Direction: Quote the listing below in its entirety, omitting every image.
##############################
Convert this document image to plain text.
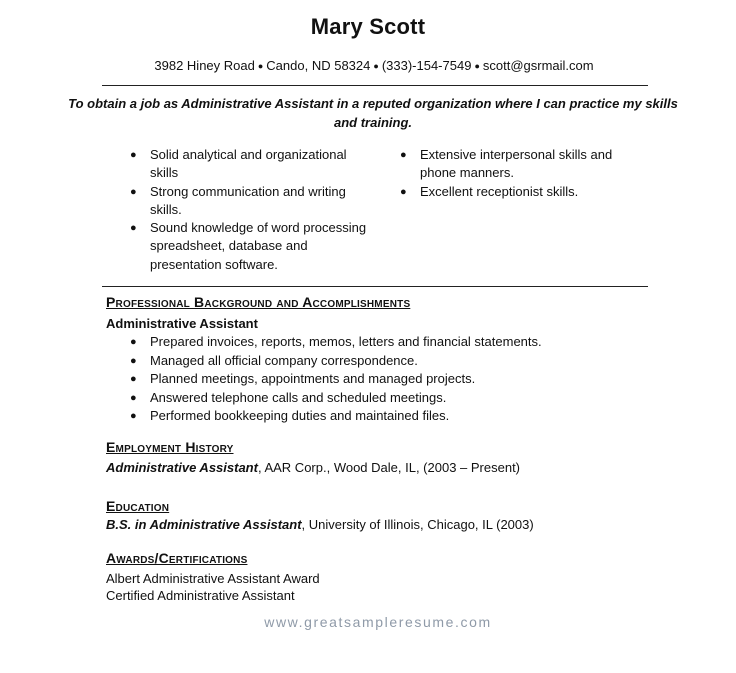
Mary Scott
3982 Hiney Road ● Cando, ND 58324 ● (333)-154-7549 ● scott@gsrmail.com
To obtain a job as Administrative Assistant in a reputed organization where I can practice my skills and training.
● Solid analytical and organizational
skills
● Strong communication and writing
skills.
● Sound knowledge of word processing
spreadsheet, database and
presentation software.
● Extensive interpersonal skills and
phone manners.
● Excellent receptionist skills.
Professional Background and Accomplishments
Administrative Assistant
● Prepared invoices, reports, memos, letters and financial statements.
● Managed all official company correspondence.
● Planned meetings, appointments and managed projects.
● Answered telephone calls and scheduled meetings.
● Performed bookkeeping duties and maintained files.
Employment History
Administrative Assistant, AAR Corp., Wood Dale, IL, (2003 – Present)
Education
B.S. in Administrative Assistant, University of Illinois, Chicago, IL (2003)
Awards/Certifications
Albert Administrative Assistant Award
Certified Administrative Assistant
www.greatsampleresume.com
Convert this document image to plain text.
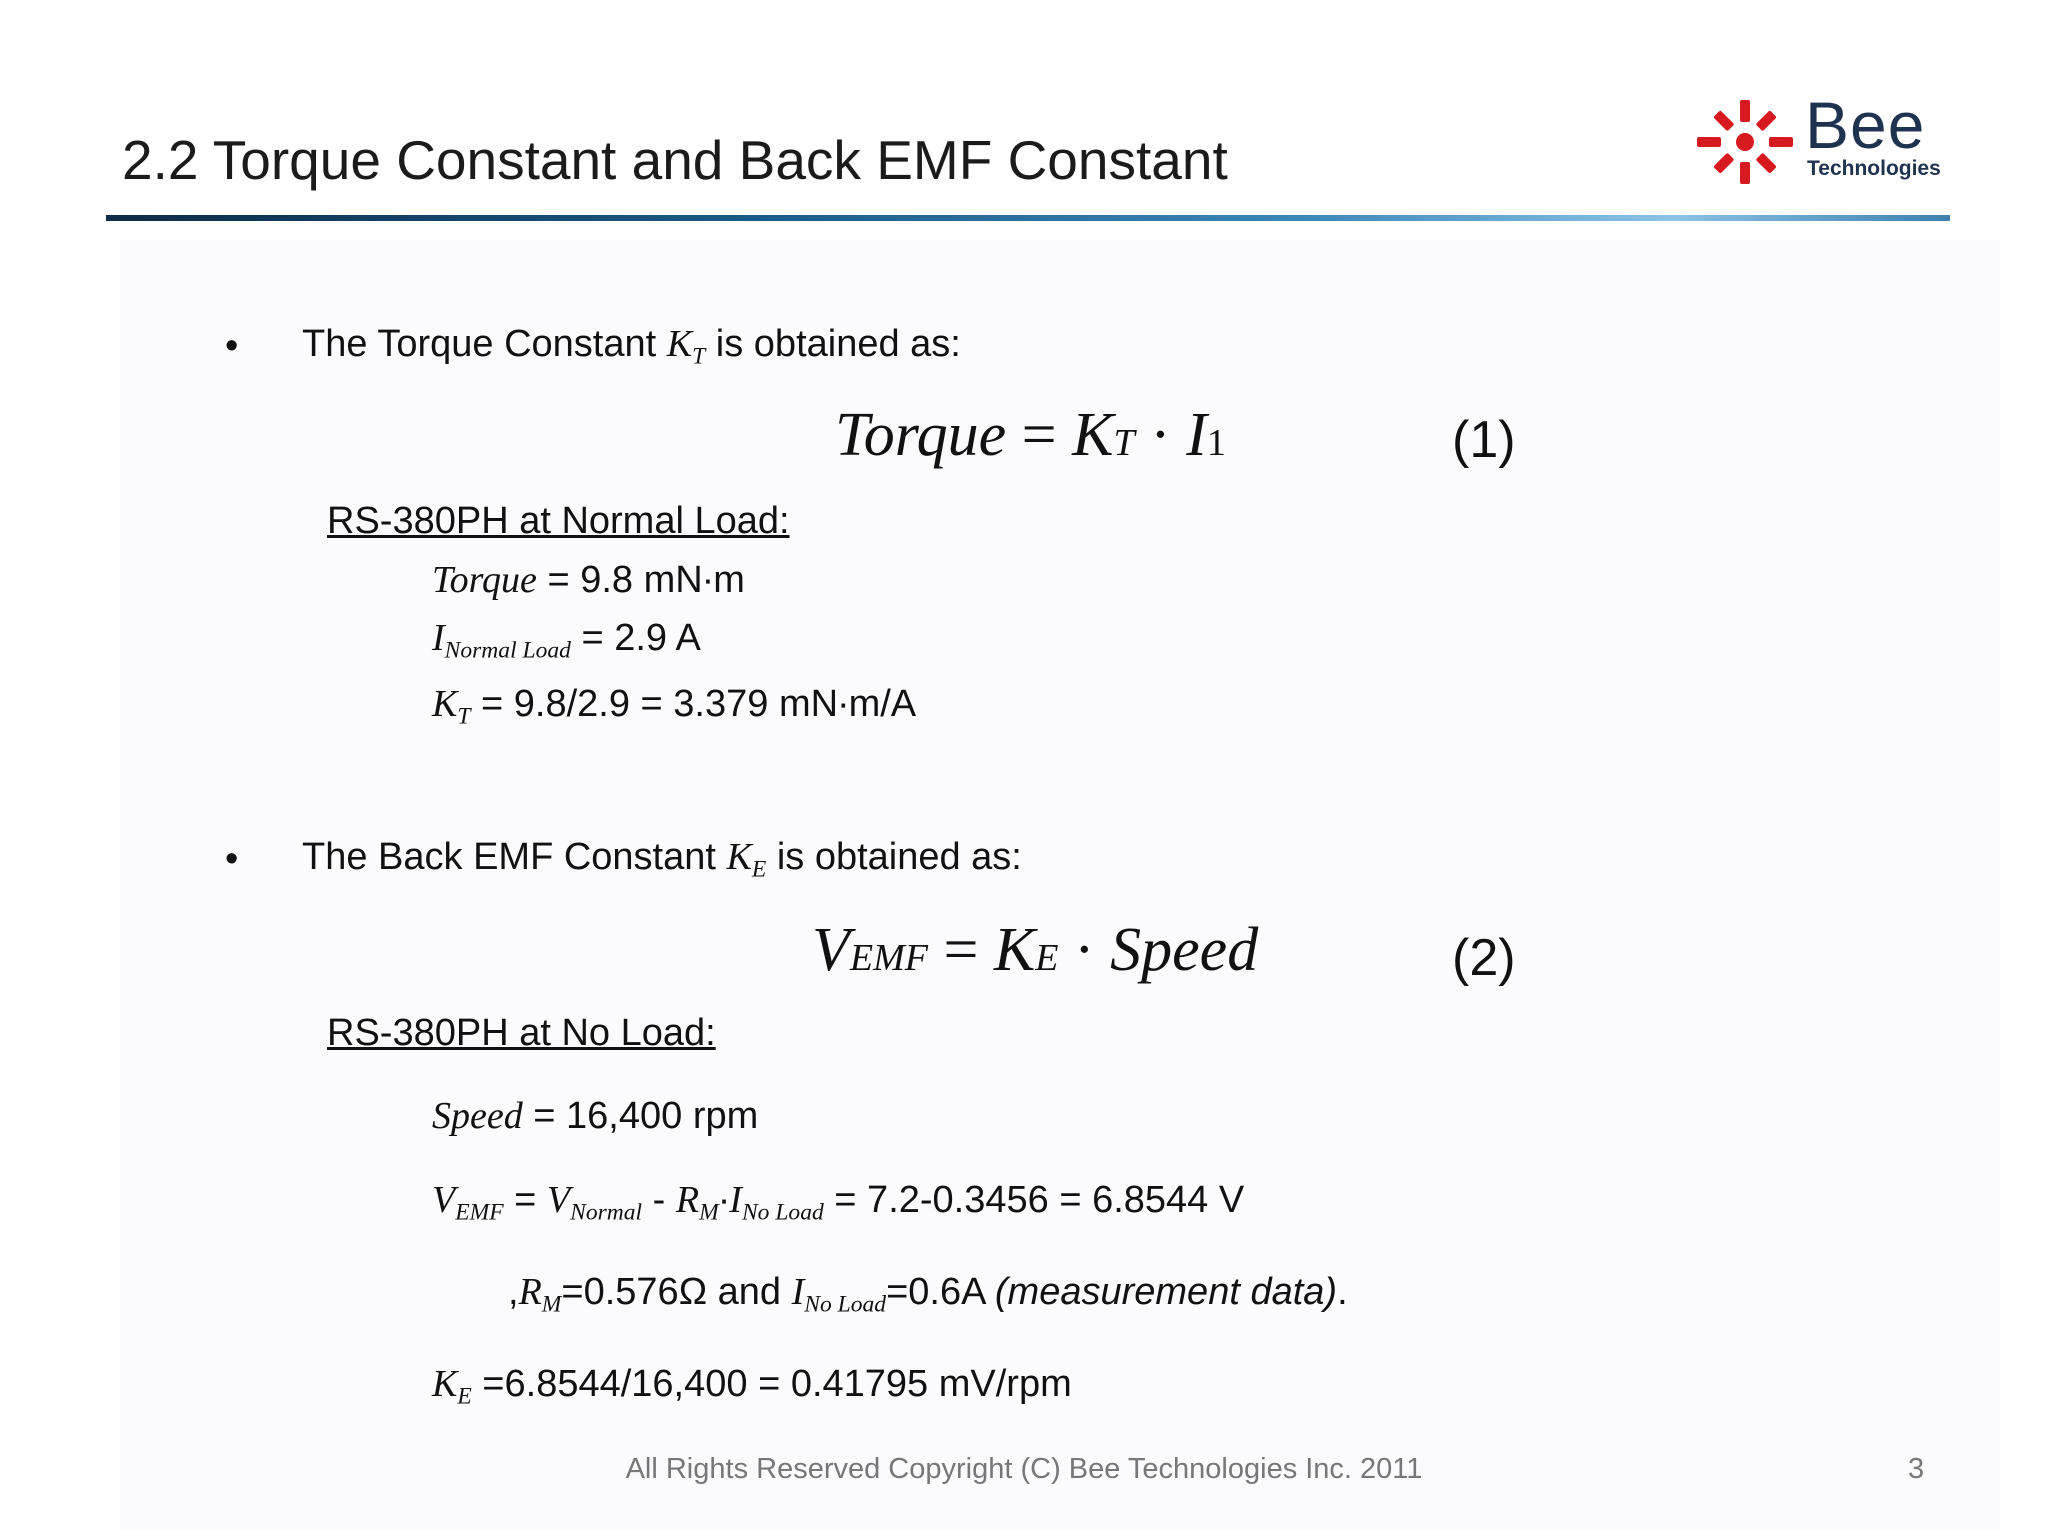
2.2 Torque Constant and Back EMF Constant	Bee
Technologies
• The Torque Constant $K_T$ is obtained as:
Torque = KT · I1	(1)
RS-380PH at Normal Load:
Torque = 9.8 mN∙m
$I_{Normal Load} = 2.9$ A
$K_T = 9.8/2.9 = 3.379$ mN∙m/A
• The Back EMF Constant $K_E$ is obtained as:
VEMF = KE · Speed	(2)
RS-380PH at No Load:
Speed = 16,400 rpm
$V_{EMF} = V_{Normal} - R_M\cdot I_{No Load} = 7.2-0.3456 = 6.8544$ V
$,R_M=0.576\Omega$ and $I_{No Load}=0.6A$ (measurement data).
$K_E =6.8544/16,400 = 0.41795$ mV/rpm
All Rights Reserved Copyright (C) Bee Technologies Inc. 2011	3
##############################
Reply:
Convert this document image to plain text.
Mary Scott
3982 Hiney Road ● Cando, ND 58324 ● (333)-154-7549 ● scott@gsrmail.com
To obtain a job as Administrative Assistant in a reputed organization where I can practice my skills and training.
● Solid analytical and organizational
skills
● Strong communication and writing
skills.
● Sound knowledge of word processing
spreadsheet, database and
presentation software.
● Extensive interpersonal skills and
phone manners.
● Excellent receptionist skills.
Professional Background and Accomplishments
Administrative Assistant
● Prepared invoices, reports, memos, letters and financial statements.
● Managed all official company correspondence.
● Planned meetings, appointments and managed projects.
● Answered telephone calls and scheduled meetings.
● Performed bookkeeping duties and maintained files.
Employment History
Administrative Assistant, AAR Corp., Wood Dale, IL, (2003 – Present)
Education
B.S. in Administrative Assistant, University of Illinois, Chicago, IL (2003)
Awards/Certifications
Albert Administrative Assistant Award
Certified Administrative Assistant
www.greatsampleresume.com
Convert this document image to plain text.
2.2 Torque Constant and Back EMF Constant	Bee
Technologies
• The Torque Constant $K_T$ is obtained as:
Torque = KT · I1	(1)
RS-380PH at Normal Load:
Torque = 9.8 mN∙m
$I_{Normal Load} = 2.9$ A
$K_T = 9.8/2.9 = 3.379$ mN∙m/A
• The Back EMF Constant $K_E$ is obtained as:
VEMF = KE · Speed	(2)
RS-380PH at No Load:
Speed = 16,400 rpm
$V_{EMF} = V_{Normal} - R_M\cdot I_{No Load} = 7.2-0.3456 = 6.8544$ V
$,R_M=0.576\Omega$ and $I_{No Load}=0.6A$ (measurement data).
$K_E =6.8544/16,400 = 0.41795$ mV/rpm
All Rights Reserved Copyright (C) Bee Technologies Inc. 2011	3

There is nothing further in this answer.